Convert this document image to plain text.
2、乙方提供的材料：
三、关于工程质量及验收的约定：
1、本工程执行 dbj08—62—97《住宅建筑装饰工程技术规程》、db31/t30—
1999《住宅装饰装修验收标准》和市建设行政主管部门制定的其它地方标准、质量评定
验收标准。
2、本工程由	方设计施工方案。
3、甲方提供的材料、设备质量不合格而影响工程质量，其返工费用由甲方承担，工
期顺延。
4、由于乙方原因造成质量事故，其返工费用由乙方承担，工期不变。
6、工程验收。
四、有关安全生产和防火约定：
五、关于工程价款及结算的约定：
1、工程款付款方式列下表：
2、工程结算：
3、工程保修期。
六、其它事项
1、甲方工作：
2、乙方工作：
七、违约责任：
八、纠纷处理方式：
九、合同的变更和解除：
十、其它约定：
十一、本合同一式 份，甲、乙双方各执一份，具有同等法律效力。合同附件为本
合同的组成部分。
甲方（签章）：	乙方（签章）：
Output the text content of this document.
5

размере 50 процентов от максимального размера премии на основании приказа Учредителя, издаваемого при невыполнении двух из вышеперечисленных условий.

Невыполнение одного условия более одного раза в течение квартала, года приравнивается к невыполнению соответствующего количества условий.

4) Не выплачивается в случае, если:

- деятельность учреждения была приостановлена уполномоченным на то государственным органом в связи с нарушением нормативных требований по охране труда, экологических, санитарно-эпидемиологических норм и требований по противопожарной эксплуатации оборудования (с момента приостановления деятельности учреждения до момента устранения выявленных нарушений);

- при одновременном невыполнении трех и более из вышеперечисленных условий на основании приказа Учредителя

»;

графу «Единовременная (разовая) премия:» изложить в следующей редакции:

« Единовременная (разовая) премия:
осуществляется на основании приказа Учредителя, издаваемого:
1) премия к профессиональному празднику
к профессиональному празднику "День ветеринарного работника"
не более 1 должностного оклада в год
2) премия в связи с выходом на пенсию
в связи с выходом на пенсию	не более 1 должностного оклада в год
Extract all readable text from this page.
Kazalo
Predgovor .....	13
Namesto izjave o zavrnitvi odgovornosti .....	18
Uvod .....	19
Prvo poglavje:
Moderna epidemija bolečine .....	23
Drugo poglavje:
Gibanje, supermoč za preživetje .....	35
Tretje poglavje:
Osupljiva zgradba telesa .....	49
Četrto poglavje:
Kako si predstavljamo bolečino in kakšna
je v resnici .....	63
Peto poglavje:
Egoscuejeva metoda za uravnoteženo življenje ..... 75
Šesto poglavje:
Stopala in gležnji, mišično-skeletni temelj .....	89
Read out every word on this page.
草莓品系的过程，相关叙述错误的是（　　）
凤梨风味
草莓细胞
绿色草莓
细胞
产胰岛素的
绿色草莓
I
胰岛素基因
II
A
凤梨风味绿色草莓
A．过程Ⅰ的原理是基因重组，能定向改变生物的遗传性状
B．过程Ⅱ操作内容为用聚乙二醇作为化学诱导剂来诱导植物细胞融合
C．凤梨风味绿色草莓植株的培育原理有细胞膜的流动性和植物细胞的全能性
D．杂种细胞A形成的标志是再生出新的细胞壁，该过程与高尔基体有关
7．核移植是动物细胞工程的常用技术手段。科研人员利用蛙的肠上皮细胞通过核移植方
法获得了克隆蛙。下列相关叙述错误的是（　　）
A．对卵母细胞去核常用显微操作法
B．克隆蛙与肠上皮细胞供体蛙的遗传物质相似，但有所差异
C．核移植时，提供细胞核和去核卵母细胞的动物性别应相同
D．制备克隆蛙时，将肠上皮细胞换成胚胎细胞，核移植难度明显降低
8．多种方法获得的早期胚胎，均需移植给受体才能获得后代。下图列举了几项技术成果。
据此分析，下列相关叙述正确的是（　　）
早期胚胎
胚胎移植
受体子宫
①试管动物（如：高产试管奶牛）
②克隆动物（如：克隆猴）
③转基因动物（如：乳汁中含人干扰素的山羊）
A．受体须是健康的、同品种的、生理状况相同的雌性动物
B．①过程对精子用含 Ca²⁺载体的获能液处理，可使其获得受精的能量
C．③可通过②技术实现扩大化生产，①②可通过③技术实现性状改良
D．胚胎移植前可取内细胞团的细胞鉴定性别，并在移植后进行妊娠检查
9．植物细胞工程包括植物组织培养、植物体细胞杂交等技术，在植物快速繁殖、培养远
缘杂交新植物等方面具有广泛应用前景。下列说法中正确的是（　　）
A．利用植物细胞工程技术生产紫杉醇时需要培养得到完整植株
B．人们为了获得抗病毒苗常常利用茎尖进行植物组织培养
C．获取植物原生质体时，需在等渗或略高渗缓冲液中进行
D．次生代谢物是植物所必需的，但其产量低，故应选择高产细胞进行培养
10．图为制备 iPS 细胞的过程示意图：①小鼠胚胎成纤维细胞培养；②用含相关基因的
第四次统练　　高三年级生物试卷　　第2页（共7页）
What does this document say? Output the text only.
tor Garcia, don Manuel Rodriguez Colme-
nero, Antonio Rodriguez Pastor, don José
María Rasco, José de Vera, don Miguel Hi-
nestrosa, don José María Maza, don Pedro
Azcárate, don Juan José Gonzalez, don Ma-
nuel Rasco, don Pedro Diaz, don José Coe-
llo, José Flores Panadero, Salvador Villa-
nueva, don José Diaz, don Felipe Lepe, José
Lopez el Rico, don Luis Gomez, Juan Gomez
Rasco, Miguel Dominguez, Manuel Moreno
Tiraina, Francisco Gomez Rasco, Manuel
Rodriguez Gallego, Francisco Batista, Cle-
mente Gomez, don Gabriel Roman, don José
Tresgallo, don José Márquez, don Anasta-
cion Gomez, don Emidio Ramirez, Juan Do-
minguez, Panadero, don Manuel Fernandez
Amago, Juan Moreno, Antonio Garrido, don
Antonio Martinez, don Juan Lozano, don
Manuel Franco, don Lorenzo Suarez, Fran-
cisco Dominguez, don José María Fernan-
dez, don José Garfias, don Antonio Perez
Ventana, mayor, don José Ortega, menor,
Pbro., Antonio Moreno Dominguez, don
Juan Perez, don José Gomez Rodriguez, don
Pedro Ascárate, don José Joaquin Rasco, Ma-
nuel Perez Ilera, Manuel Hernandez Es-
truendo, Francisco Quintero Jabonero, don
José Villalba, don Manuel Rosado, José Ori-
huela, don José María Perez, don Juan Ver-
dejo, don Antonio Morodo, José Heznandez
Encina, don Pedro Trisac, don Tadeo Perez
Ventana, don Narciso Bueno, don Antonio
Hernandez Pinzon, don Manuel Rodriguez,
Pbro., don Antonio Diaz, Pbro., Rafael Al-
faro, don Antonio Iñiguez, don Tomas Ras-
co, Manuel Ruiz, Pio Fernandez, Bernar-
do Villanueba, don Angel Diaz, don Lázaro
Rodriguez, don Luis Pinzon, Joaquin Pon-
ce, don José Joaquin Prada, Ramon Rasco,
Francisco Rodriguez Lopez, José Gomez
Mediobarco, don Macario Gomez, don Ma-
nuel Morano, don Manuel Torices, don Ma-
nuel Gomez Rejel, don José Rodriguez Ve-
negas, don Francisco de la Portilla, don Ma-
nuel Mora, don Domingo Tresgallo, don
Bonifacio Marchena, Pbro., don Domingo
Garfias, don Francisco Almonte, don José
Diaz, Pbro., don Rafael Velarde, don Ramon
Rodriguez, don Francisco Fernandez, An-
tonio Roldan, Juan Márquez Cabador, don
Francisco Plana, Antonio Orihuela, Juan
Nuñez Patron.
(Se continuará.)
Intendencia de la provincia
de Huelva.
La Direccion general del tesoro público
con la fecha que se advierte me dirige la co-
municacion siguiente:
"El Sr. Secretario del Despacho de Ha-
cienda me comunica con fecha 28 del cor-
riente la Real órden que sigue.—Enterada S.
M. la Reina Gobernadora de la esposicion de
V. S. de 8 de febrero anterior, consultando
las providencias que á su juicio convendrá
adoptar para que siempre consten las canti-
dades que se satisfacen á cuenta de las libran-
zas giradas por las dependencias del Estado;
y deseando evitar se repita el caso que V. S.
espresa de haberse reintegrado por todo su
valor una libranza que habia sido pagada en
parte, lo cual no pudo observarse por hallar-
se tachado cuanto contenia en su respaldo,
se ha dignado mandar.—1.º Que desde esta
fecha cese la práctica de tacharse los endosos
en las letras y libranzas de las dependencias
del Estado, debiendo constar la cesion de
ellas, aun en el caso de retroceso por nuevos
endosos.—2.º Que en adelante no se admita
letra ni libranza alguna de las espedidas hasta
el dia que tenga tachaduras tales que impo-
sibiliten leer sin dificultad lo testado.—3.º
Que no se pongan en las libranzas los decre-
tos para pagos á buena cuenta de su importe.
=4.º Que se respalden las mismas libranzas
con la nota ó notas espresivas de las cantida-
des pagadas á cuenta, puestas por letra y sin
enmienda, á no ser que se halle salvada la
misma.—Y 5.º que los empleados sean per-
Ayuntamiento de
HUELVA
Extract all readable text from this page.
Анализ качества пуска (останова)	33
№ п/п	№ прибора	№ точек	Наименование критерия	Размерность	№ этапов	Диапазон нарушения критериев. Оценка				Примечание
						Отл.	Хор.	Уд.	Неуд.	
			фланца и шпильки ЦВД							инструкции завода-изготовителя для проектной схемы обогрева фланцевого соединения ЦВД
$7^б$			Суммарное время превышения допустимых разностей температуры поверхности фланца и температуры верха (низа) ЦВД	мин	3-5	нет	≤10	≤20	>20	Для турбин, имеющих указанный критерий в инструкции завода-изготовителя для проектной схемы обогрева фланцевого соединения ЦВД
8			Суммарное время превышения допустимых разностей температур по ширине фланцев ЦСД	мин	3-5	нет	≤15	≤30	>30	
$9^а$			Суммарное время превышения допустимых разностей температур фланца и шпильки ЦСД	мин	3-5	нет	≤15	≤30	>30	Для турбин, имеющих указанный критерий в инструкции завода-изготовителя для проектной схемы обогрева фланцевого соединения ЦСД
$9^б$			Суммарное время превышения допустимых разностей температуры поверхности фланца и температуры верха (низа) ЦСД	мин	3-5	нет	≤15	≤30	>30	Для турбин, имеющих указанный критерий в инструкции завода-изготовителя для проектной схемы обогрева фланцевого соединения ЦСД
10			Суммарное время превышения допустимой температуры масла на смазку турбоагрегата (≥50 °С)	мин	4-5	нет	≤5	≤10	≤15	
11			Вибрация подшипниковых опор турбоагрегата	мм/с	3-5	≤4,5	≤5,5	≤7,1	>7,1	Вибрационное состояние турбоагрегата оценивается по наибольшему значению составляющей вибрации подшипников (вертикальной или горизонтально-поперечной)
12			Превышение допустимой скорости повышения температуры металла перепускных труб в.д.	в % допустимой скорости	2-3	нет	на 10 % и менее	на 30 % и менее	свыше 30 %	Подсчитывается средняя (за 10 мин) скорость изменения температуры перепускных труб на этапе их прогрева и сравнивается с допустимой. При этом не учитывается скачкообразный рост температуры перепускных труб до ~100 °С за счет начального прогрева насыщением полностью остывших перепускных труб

**PROBLEM TO SOLVE:**
Take every line containing the word "невыполнении" and copy it.

**RESULT:**
размере 50 процентов от максимального размера премии на основании приказа Учредителя, издаваемого при невыполнении двух из вышеперечисленных условий.
- при одновременном невыполнении трех и более из вышеперечисленных условий на основании приказа Учредителя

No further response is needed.